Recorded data

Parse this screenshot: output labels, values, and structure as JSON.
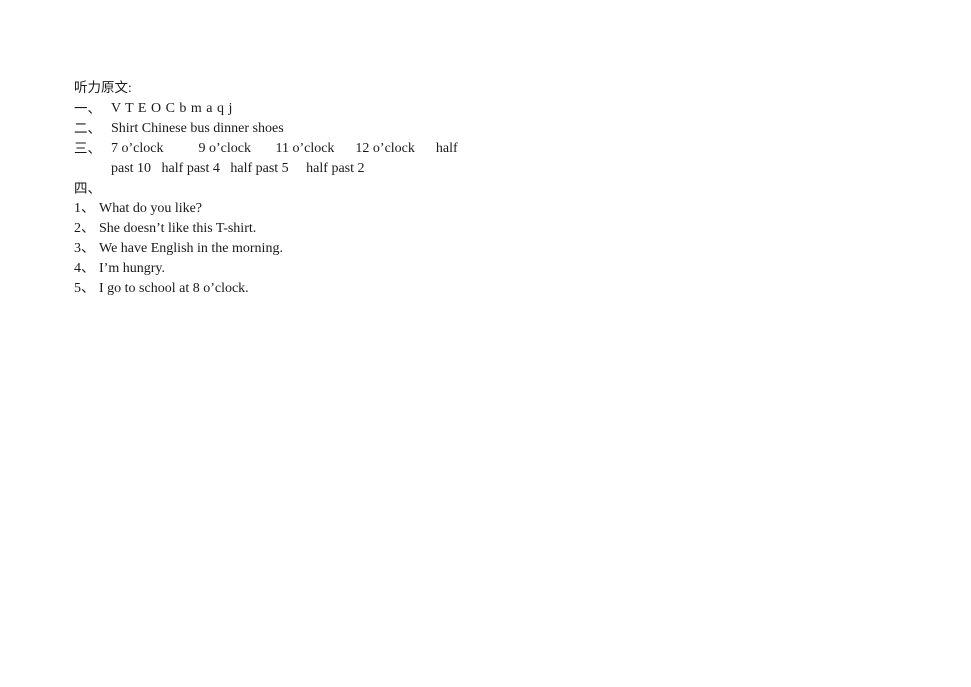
{
  "document": {
    "heading": "听力原文:",
    "sections": [
      {
        "marker": "一、",
        "lines": [
          "V T E O C b m a q j"
        ]
      },
      {
        "marker": "二、",
        "lines": [
          "Shirt Chinese bus dinner shoes"
        ]
      },
      {
        "marker": "三、",
        "lines": [
          "7 o’clock          9 o’clock       11 o’clock      12 o’clock      half",
          "past 10   half past 4   half past 5     half past 2"
        ]
      },
      {
        "marker": "四、",
        "lines": [
          ""
        ]
      }
    ],
    "questions": [
      {
        "marker": "1、",
        "text": "What do you like?"
      },
      {
        "marker": "2、",
        "text": "She doesn’t like this T-shirt."
      },
      {
        "marker": "3、",
        "text": "We have English in the morning."
      },
      {
        "marker": "4、",
        "text": "I’m hungry."
      },
      {
        "marker": "5、",
        "text": "I go to school at 8 o’clock."
      }
    ]
  }
}
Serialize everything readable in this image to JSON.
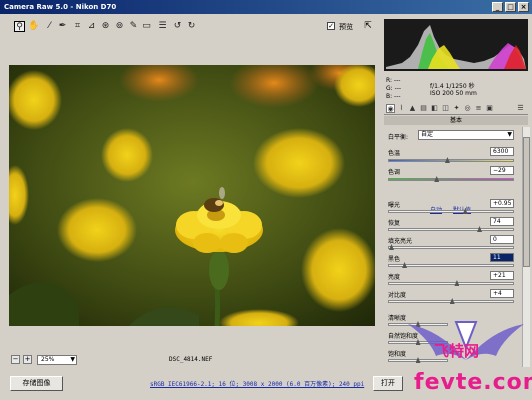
{
  "window": {
    "title": "Camera Raw 5.0 - Nikon D70",
    "buttons": [
      "_",
      "□",
      "×"
    ]
  },
  "toolbar": {
    "tools": [
      "zoom-icon",
      "hand-icon",
      "white-balance-icon",
      "color-sampler-icon",
      "crop-icon",
      "straighten-icon",
      "spot-removal-icon",
      "red-eye-icon",
      "adjustment-brush-icon",
      "graduated-filter-icon",
      "preferences-icon",
      "rotate-left-icon",
      "rotate-right-icon"
    ],
    "preview_checked": true,
    "preview_label": "预览"
  },
  "image": {
    "description_icon": "marigold-photo"
  },
  "status": {
    "zoom_minus": "−",
    "zoom_plus": "+",
    "zoom_value": "25%",
    "filename": "DSC_4814.NEF"
  },
  "bottom": {
    "save_label": "存储图像",
    "workflow_link": "sRGB IEC61966-2.1; 16 位; 3008 x 2000 (6.0 百万像素); 240 ppi",
    "open_label": "打开"
  },
  "info": {
    "r": "R: ---",
    "g": "G: ---",
    "b": "B: ---",
    "exposure": "f/1.4  1/1250 秒",
    "iso": "ISO 200   50 mm"
  },
  "panel": {
    "section_title": "基本",
    "wb_label": "白平衡:",
    "wb_value": "自定",
    "auto_label": "自动",
    "default_label": "默认值",
    "controls": [
      {
        "label": "色温",
        "value": "6300",
        "level": 0.47
      },
      {
        "label": "色调",
        "value": "−29",
        "level": 0.38
      },
      {
        "label": "曝光",
        "value": "+0.95",
        "level": 0.62
      },
      {
        "label": "恢复",
        "value": "74",
        "level": 0.74
      },
      {
        "label": "填充亮光",
        "value": "0",
        "level": 0.0
      },
      {
        "label": "黑色",
        "value": "11",
        "level": 0.11
      },
      {
        "label": "亮度",
        "value": "+21",
        "level": 0.55
      },
      {
        "label": "对比度",
        "value": "+4",
        "level": 0.51
      },
      {
        "label": "清晰度",
        "value": "",
        "level": 0.5
      },
      {
        "label": "自然饱和度",
        "value": "",
        "level": 0.5
      },
      {
        "label": "饱和度",
        "value": "",
        "level": 0.5
      }
    ]
  },
  "watermark": {
    "big": "fevte.com",
    "mid": "飞特网"
  },
  "colors": {
    "accent_blue": "#0a246a",
    "link_blue": "#1a2aa8",
    "watermark_pink": "#e81d8d"
  }
}
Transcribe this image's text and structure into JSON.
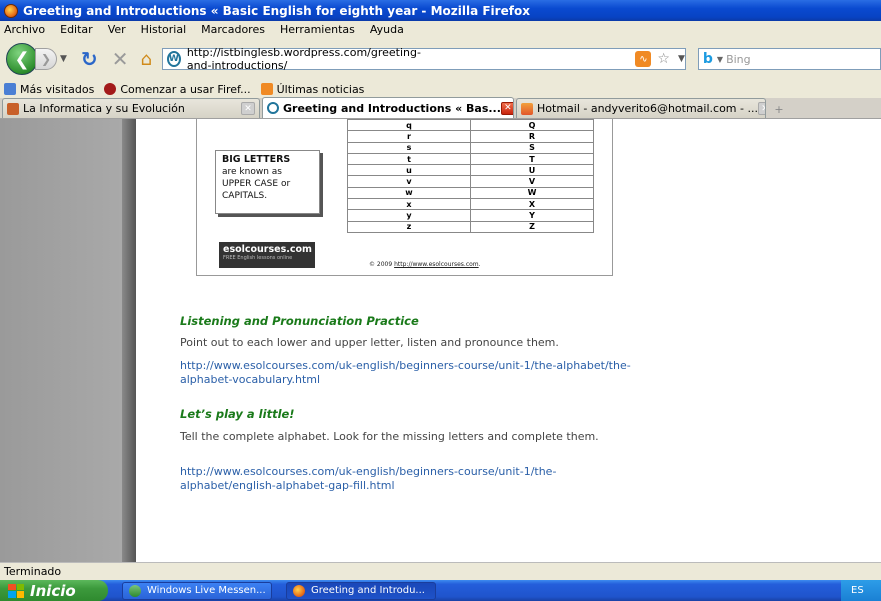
{
  "window": {
    "title": "Greeting and Introductions « Basic English for eighth year - Mozilla Firefox"
  },
  "menu": [
    "Archivo",
    "Editar",
    "Ver",
    "Historial",
    "Marcadores",
    "Herramientas",
    "Ayuda"
  ],
  "nav": {
    "url": "http://istbinglesb.wordpress.com/greeting-and-introductions/",
    "search_placeholder": "Bing",
    "back_icon": "back-arrow-icon",
    "forward_icon": "forward-arrow-icon",
    "reload_icon": "reload-icon",
    "stop_icon": "stop-icon",
    "home_icon": "home-icon"
  },
  "bookmarks": [
    "Más visitados",
    "Comenzar a usar Firef...",
    "Últimas noticias"
  ],
  "tabs": [
    {
      "label": "La Informatica y su Evolución",
      "active": false
    },
    {
      "label": "Greeting and Introductions « Bas...",
      "active": true
    },
    {
      "label": "Hotmail - andyverito6@hotmail.com - ...",
      "active": false
    }
  ],
  "figure": {
    "rows": [
      [
        "q",
        "Q"
      ],
      [
        "r",
        "R"
      ],
      [
        "s",
        "S"
      ],
      [
        "t",
        "T"
      ],
      [
        "u",
        "U"
      ],
      [
        "v",
        "V"
      ],
      [
        "w",
        "W"
      ],
      [
        "x",
        "X"
      ],
      [
        "y",
        "Y"
      ],
      [
        "z",
        "Z"
      ]
    ],
    "note_big": "BIG LETTERS",
    "note_lines": [
      "are known as",
      "UPPER CASE or",
      "CAPITALS."
    ],
    "logo_brand": "esolcourses.com",
    "logo_tag": "FREE English lessons online",
    "copyright_prefix": "© 2009",
    "copyright_link": "http://www.esolcourses.com"
  },
  "article": {
    "heading1": "Listening and Pronunciation Practice",
    "para1": "Point out to each lower and upper letter, listen and pronounce them.",
    "link1": "http://www.esolcourses.com/uk-english/beginners-course/unit-1/the-alphabet/the-alphabet-vocabulary.html",
    "heading2": "Let’s play a little!",
    "para2": "Tell the complete alphabet.  Look for the missing letters and complete them.",
    "link2": "http://www.esolcourses.com/uk-english/beginners-course/unit-1/the-alphabet/english-alphabet-gap-fill.html"
  },
  "status": "Terminado",
  "taskbar": {
    "start": "Inicio",
    "items": [
      "Windows Live Messen...",
      "Greeting and Introdu..."
    ],
    "tray": "ES"
  }
}
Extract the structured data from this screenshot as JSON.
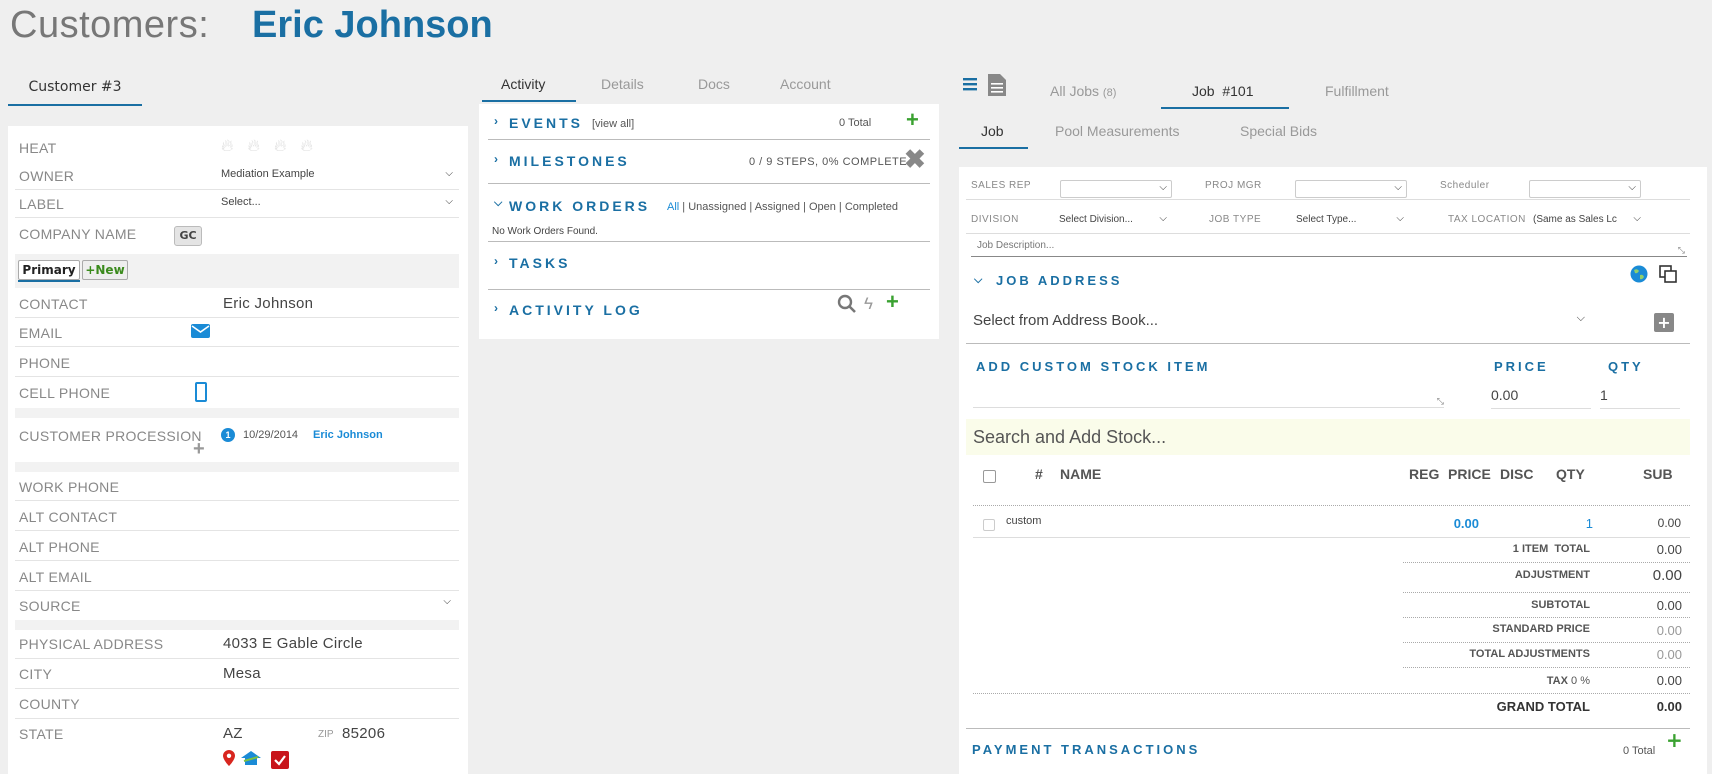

**Short task:** Repeat the material above in full and exactly, omitting the pictures.

**Reply to the exercise:**
Parse this screenshot: output labels, values, and structure as JSON.
{
  "document": {
    "heading": "听力原文:",
    "sections": [
      {
        "marker": "一、",
        "lines": [
          "V T E O C b m a q j"
        ]
      },
      {
        "marker": "二、",
        "lines": [
          "Shirt Chinese bus dinner shoes"
        ]
      },
      {
        "marker": "三、",
        "lines": [
          "7 o’clock          9 o’clock       11 o’clock      12 o’clock      half",
          "past 10   half past 4   half past 5     half past 2"
        ]
      },
      {
        "marker": "四、",
        "lines": [
          ""
        ]
      }
    ],
    "questions": [
      {
        "marker": "1、",
        "text": "What do you like?"
      },
      {
        "marker": "2、",
        "text": "She doesn’t like this T-shirt."
      },
      {
        "marker": "3、",
        "text": "We have English in the morning."
      },
      {
        "marker": "4、",
        "text": "I’m hungry."
      },
      {
        "marker": "5、",
        "text": "I go to school at 8 o’clock."
      }
    ]
  }
}
Serialize everything readable in this image to JSON.
{
  "window": {
    "title": "Camera Raw 5.0 - Nikon D70",
    "buttons": [
      "_",
      "□",
      "×"
    ]
  },
  "toolbar": {
    "tools": [
      "zoom-icon",
      "hand-icon",
      "white-balance-icon",
      "color-sampler-icon",
      "crop-icon",
      "straighten-icon",
      "spot-removal-icon",
      "red-eye-icon",
      "adjustment-brush-icon",
      "graduated-filter-icon",
      "preferences-icon",
      "rotate-left-icon",
      "rotate-right-icon"
    ],
    "preview_checked": true,
    "preview_label": "预览"
  },
  "image": {
    "description_icon": "marigold-photo"
  },
  "status": {
    "zoom_minus": "−",
    "zoom_plus": "+",
    "zoom_value": "25%",
    "filename": "DSC_4814.NEF"
  },
  "bottom": {
    "save_label": "存储图像",
    "workflow_link": "sRGB IEC61966-2.1; 16 位; 3008 x 2000 (6.0 百万像素); 240 ppi",
    "open_label": "打开"
  },
  "info": {
    "r": "R: ---",
    "g": "G: ---",
    "b": "B: ---",
    "exposure": "f/1.4  1/1250 秒",
    "iso": "ISO 200   50 mm"
  },
  "panel": {
    "section_title": "基本",
    "wb_label": "白平衡:",
    "wb_value": "自定",
    "auto_label": "自动",
    "default_label": "默认值",
    "controls": [
      {
        "label": "色温",
        "value": "6300",
        "level": 0.47
      },
      {
        "label": "色调",
        "value": "−29",
        "level": 0.38
      },
      {
        "label": "曝光",
        "value": "+0.95",
        "level": 0.62
      },
      {
        "label": "恢复",
        "value": "74",
        "level": 0.74
      },
      {
        "label": "填充亮光",
        "value": "0",
        "level": 0.0
      },
      {
        "label": "黑色",
        "value": "11",
        "level": 0.11
      },
      {
        "label": "亮度",
        "value": "+21",
        "level": 0.55
      },
      {
        "label": "对比度",
        "value": "+4",
        "level": 0.51
      },
      {
        "label": "清晰度",
        "value": "",
        "level": 0.5
      },
      {
        "label": "自然饱和度",
        "value": "",
        "level": 0.5
      },
      {
        "label": "饱和度",
        "value": "",
        "level": 0.5
      }
    ]
  },
  "watermark": {
    "big": "fevte.com",
    "mid": "飞特网"
  },
  "colors": {
    "accent_blue": "#0a246a",
    "link_blue": "#1a2aa8",
    "watermark_pink": "#e81d8d"
  }
}
Transcribe this image's text and structure into JSON.
{
  "window": {
    "title": "Greeting and Introductions « Basic English for eighth year - Mozilla Firefox"
  },
  "menu": [
    "Archivo",
    "Editar",
    "Ver",
    "Historial",
    "Marcadores",
    "Herramientas",
    "Ayuda"
  ],
  "nav": {
    "url": "http://istbinglesb.wordpress.com/greeting-and-introductions/",
    "search_placeholder": "Bing",
    "back_icon": "back-arrow-icon",
    "forward_icon": "forward-arrow-icon",
    "reload_icon": "reload-icon",
    "stop_icon": "stop-icon",
    "home_icon": "home-icon"
  },
  "bookmarks": [
    "Más visitados",
    "Comenzar a usar Firef...",
    "Últimas noticias"
  ],
  "tabs": [
    {
      "label": "La Informatica y su Evolución",
      "active": false
    },
    {
      "label": "Greeting and Introductions « Bas...",
      "active": true
    },
    {
      "label": "Hotmail - andyverito6@hotmail.com - ...",
      "active": false
    }
  ],
  "figure": {
    "rows": [
      [
        "q",
        "Q"
      ],
      [
        "r",
        "R"
      ],
      [
        "s",
        "S"
      ],
      [
        "t",
        "T"
      ],
      [
        "u",
        "U"
      ],
      [
        "v",
        "V"
      ],
      [
        "w",
        "W"
      ],
      [
        "x",
        "X"
      ],
      [
        "y",
        "Y"
      ],
      [
        "z",
        "Z"
      ]
    ],
    "note_big": "BIG LETTERS",
    "note_lines": [
      "are known as",
      "UPPER CASE or",
      "CAPITALS."
    ],
    "logo_brand": "esolcourses.com",
    "logo_tag": "FREE English lessons online",
    "copyright_prefix": "© 2009",
    "copyright_link": "http://www.esolcourses.com"
  },
  "article": {
    "heading1": "Listening and Pronunciation Practice",
    "para1": "Point out to each lower and upper letter, listen and pronounce them.",
    "link1": "http://www.esolcourses.com/uk-english/beginners-course/unit-1/the-alphabet/the-alphabet-vocabulary.html",
    "heading2": "Let’s play a little!",
    "para2": "Tell the complete alphabet.  Look for the missing letters and complete them.",
    "link2": "http://www.esolcourses.com/uk-english/beginners-course/unit-1/the-alphabet/english-alphabet-gap-fill.html"
  },
  "status": "Terminado",
  "taskbar": {
    "start": "Inicio",
    "items": [
      "Windows Live Messen...",
      "Greeting and Introdu..."
    ],
    "tray": "ES"
  }
}
Extract the structured data from this screenshot as JSON.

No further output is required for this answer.